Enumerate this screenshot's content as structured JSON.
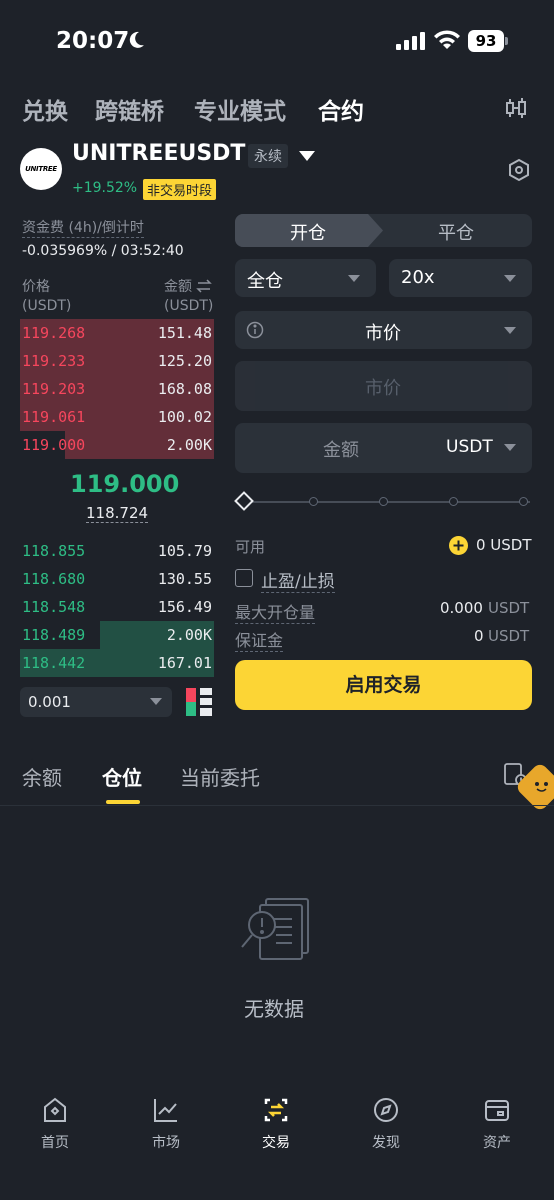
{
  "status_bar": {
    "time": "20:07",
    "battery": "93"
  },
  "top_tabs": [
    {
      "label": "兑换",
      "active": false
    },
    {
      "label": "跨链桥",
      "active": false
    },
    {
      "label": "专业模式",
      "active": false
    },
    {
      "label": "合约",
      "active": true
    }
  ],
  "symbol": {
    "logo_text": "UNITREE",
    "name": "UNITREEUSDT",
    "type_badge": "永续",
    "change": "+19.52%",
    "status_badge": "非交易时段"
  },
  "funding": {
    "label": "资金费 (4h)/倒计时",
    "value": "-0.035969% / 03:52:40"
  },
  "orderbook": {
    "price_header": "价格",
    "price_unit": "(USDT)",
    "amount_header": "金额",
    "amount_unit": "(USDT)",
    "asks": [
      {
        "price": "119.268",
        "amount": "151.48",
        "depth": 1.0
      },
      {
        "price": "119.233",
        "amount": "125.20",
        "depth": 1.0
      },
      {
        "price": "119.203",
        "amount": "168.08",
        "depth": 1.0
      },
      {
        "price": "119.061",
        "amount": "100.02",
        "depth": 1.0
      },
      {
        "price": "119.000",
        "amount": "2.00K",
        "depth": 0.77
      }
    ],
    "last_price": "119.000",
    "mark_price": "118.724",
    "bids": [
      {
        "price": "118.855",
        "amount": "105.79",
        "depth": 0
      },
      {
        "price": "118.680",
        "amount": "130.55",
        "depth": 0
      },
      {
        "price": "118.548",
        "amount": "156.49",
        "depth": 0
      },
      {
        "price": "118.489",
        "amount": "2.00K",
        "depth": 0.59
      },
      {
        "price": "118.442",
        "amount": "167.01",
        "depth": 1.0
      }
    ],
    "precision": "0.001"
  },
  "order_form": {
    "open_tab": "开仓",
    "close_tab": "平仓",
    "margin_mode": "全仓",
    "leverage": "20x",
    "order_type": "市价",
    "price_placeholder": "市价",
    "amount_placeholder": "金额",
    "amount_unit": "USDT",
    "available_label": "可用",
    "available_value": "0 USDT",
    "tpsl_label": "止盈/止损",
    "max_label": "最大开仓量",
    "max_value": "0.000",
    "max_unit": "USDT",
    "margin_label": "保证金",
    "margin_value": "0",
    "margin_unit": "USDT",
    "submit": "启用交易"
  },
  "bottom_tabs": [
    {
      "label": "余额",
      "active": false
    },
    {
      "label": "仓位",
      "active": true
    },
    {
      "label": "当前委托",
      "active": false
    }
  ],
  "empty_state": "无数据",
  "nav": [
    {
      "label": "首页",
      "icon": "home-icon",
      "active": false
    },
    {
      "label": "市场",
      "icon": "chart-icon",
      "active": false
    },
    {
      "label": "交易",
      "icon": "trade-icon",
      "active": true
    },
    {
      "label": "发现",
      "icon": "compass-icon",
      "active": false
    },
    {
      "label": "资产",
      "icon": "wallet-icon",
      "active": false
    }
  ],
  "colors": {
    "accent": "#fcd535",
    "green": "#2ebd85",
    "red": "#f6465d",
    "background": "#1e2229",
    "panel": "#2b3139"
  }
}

==*==

--- WORK REQUIRED ---
Repeat the listing above exactly, with no pictures.

--- WRITTEN SOLUTION ---
Enumerate this screenshot's content as structured JSON.
{
  "status_bar": {
    "time": "20:07",
    "battery": "93"
  },
  "top_tabs": [
    {
      "label": "兑换",
      "active": false
    },
    {
      "label": "跨链桥",
      "active": false
    },
    {
      "label": "专业模式",
      "active": false
    },
    {
      "label": "合约",
      "active": true
    }
  ],
  "symbol": {
    "logo_text": "UNITREE",
    "name": "UNITREEUSDT",
    "type_badge": "永续",
    "change": "+19.52%",
    "status_badge": "非交易时段"
  },
  "funding": {
    "label": "资金费 (4h)/倒计时",
    "value": "-0.035969% / 03:52:40"
  },
  "orderbook": {
    "price_header": "价格",
    "price_unit": "(USDT)",
    "amount_header": "金额",
    "amount_unit": "(USDT)",
    "asks": [
      {
        "price": "119.268",
        "amount": "151.48",
        "depth": 1.0
      },
      {
        "price": "119.233",
        "amount": "125.20",
        "depth": 1.0
      },
      {
        "price": "119.203",
        "amount": "168.08",
        "depth": 1.0
      },
      {
        "price": "119.061",
        "amount": "100.02",
        "depth": 1.0
      },
      {
        "price": "119.000",
        "amount": "2.00K",
        "depth": 0.77
      }
    ],
    "last_price": "119.000",
    "mark_price": "118.724",
    "bids": [
      {
        "price": "118.855",
        "amount": "105.79",
        "depth": 0
      },
      {
        "price": "118.680",
        "amount": "130.55",
        "depth": 0
      },
      {
        "price": "118.548",
        "amount": "156.49",
        "depth": 0
      },
      {
        "price": "118.489",
        "amount": "2.00K",
        "depth": 0.59
      },
      {
        "price": "118.442",
        "amount": "167.01",
        "depth": 1.0
      }
    ],
    "precision": "0.001"
  },
  "order_form": {
    "open_tab": "开仓",
    "close_tab": "平仓",
    "margin_mode": "全仓",
    "leverage": "20x",
    "order_type": "市价",
    "price_placeholder": "市价",
    "amount_placeholder": "金额",
    "amount_unit": "USDT",
    "available_label": "可用",
    "available_value": "0 USDT",
    "tpsl_label": "止盈/止损",
    "max_label": "最大开仓量",
    "max_value": "0.000",
    "max_unit": "USDT",
    "margin_label": "保证金",
    "margin_value": "0",
    "margin_unit": "USDT",
    "submit": "启用交易"
  },
  "bottom_tabs": [
    {
      "label": "余额",
      "active": false
    },
    {
      "label": "仓位",
      "active": true
    },
    {
      "label": "当前委托",
      "active": false
    }
  ],
  "empty_state": "无数据",
  "nav": [
    {
      "label": "首页",
      "icon": "home-icon",
      "active": false
    },
    {
      "label": "市场",
      "icon": "chart-icon",
      "active": false
    },
    {
      "label": "交易",
      "icon": "trade-icon",
      "active": true
    },
    {
      "label": "发现",
      "icon": "compass-icon",
      "active": false
    },
    {
      "label": "资产",
      "icon": "wallet-icon",
      "active": false
    }
  ],
  "colors": {
    "accent": "#fcd535",
    "green": "#2ebd85",
    "red": "#f6465d",
    "background": "#1e2229",
    "panel": "#2b3139"
  }
}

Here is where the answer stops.